- [ACTION ITEM]:
Print every record exactly as it appears. Leave the pictures out.

(Transcribed page data)
BEGIN

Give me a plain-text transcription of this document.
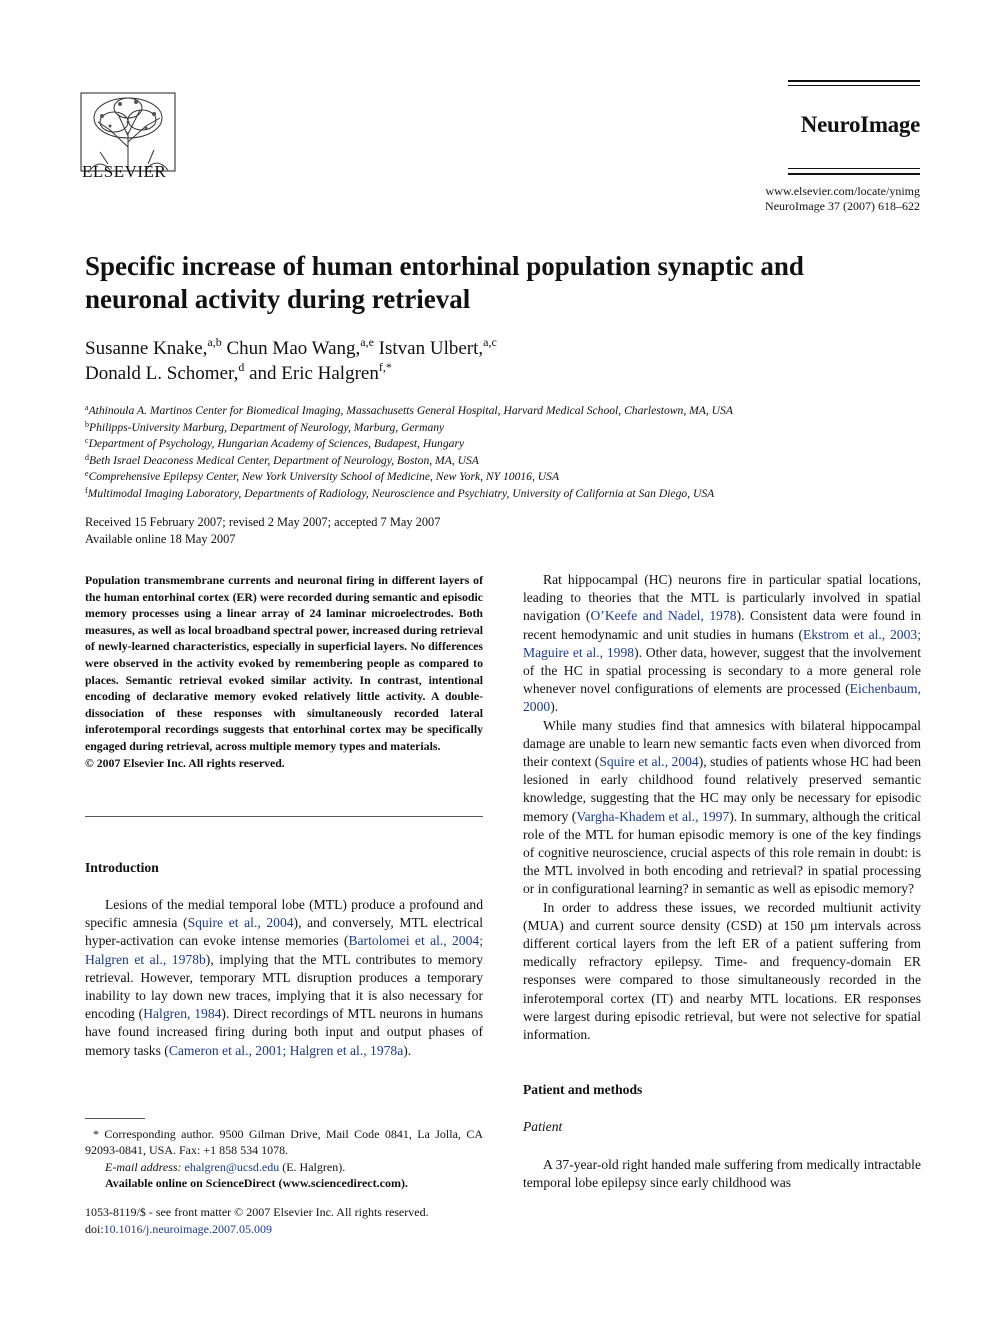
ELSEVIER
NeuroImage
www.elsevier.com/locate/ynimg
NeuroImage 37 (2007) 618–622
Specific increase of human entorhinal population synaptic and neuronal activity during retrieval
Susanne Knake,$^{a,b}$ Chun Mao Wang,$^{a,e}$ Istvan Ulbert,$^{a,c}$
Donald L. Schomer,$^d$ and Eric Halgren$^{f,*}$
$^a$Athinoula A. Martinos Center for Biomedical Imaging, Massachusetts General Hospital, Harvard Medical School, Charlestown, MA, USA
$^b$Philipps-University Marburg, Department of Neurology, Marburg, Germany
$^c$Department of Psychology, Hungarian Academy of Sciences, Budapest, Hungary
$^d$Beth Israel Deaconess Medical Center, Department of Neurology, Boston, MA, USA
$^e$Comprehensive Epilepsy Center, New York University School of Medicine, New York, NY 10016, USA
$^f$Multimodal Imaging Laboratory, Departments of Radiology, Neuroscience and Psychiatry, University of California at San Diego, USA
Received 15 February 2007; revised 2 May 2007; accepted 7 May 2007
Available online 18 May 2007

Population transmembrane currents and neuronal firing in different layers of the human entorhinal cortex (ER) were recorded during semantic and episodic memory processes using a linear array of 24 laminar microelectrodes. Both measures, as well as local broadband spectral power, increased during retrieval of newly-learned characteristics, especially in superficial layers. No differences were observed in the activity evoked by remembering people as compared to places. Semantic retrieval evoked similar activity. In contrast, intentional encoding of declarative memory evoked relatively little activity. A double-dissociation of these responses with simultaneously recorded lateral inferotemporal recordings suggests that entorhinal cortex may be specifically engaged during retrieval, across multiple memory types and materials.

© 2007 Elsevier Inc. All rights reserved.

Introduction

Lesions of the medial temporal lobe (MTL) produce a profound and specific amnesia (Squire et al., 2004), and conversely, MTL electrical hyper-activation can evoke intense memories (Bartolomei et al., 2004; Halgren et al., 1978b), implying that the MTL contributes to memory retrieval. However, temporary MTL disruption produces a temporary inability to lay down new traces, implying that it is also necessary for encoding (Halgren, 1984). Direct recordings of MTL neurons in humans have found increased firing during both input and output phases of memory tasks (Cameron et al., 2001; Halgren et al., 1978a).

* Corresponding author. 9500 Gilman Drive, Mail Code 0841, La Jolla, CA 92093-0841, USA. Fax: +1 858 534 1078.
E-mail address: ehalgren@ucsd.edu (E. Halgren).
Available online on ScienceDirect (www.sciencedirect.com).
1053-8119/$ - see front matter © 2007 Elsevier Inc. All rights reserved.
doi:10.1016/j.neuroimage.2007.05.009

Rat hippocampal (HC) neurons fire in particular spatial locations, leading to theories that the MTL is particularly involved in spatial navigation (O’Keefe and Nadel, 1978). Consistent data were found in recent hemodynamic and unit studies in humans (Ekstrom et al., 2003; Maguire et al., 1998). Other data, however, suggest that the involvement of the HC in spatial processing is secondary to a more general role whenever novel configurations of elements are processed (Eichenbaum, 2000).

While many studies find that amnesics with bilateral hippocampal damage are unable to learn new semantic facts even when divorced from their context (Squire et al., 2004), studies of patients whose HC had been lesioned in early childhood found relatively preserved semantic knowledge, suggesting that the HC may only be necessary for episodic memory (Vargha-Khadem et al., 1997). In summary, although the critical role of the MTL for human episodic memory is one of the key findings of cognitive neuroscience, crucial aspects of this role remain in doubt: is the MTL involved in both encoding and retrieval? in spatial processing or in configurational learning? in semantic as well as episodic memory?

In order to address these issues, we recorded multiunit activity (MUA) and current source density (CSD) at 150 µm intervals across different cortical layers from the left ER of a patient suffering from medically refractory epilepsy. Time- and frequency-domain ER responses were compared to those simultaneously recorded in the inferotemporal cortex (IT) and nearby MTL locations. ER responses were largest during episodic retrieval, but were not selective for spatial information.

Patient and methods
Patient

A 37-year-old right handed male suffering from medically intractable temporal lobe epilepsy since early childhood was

END

- [ANSWER TO THIS PROBLEM]:
Give me a plain-text transcription of this document.
ELSEVIER
NeuroImage
www.elsevier.com/locate/ynimg
NeuroImage 37 (2007) 618–622
Specific increase of human entorhinal population synaptic and neuronal activity during retrieval
Susanne Knake,$^{a,b}$ Chun Mao Wang,$^{a,e}$ Istvan Ulbert,$^{a,c}$
Donald L. Schomer,$^d$ and Eric Halgren$^{f,*}$
$^a$Athinoula A. Martinos Center for Biomedical Imaging, Massachusetts General Hospital, Harvard Medical School, Charlestown, MA, USA
$^b$Philipps-University Marburg, Department of Neurology, Marburg, Germany
$^c$Department of Psychology, Hungarian Academy of Sciences, Budapest, Hungary
$^d$Beth Israel Deaconess Medical Center, Department of Neurology, Boston, MA, USA
$^e$Comprehensive Epilepsy Center, New York University School of Medicine, New York, NY 10016, USA
$^f$Multimodal Imaging Laboratory, Departments of Radiology, Neuroscience and Psychiatry, University of California at San Diego, USA
Received 15 February 2007; revised 2 May 2007; accepted 7 May 2007
Available online 18 May 2007

Population transmembrane currents and neuronal firing in different layers of the human entorhinal cortex (ER) were recorded during semantic and episodic memory processes using a linear array of 24 laminar microelectrodes. Both measures, as well as local broadband spectral power, increased during retrieval of newly-learned characteristics, especially in superficial layers. No differences were observed in the activity evoked by remembering people as compared to places. Semantic retrieval evoked similar activity. In contrast, intentional encoding of declarative memory evoked relatively little activity. A double-dissociation of these responses with simultaneously recorded lateral inferotemporal recordings suggests that entorhinal cortex may be specifically engaged during retrieval, across multiple memory types and materials.

© 2007 Elsevier Inc. All rights reserved.

Introduction

Lesions of the medial temporal lobe (MTL) produce a profound and specific amnesia (Squire et al., 2004), and conversely, MTL electrical hyper-activation can evoke intense memories (Bartolomei et al., 2004; Halgren et al., 1978b), implying that the MTL contributes to memory retrieval. However, temporary MTL disruption produces a temporary inability to lay down new traces, implying that it is also necessary for encoding (Halgren, 1984). Direct recordings of MTL neurons in humans have found increased firing during both input and output phases of memory tasks (Cameron et al., 2001; Halgren et al., 1978a).

* Corresponding author. 9500 Gilman Drive, Mail Code 0841, La Jolla, CA 92093-0841, USA. Fax: +1 858 534 1078.
E-mail address: ehalgren@ucsd.edu (E. Halgren).
Available online on ScienceDirect (www.sciencedirect.com).
1053-8119/$ - see front matter © 2007 Elsevier Inc. All rights reserved.
doi:10.1016/j.neuroimage.2007.05.009

Rat hippocampal (HC) neurons fire in particular spatial locations, leading to theories that the MTL is particularly involved in spatial navigation (O’Keefe and Nadel, 1978). Consistent data were found in recent hemodynamic and unit studies in humans (Ekstrom et al., 2003; Maguire et al., 1998). Other data, however, suggest that the involvement of the HC in spatial processing is secondary to a more general role whenever novel configurations of elements are processed (Eichenbaum, 2000).

While many studies find that amnesics with bilateral hippocampal damage are unable to learn new semantic facts even when divorced from their context (Squire et al., 2004), studies of patients whose HC had been lesioned in early childhood found relatively preserved semantic knowledge, suggesting that the HC may only be necessary for episodic memory (Vargha-Khadem et al., 1997). In summary, although the critical role of the MTL for human episodic memory is one of the key findings of cognitive neuroscience, crucial aspects of this role remain in doubt: is the MTL involved in both encoding and retrieval? in spatial processing or in configurational learning? in semantic as well as episodic memory?

In order to address these issues, we recorded multiunit activity (MUA) and current source density (CSD) at 150 µm intervals across different cortical layers from the left ER of a patient suffering from medically refractory epilepsy. Time- and frequency-domain ER responses were compared to those simultaneously recorded in the inferotemporal cortex (IT) and nearby MTL locations. ER responses were largest during episodic retrieval, but were not selective for spatial information.

Patient and methods
Patient

A 37-year-old right handed male suffering from medically intractable temporal lobe epilepsy since early childhood was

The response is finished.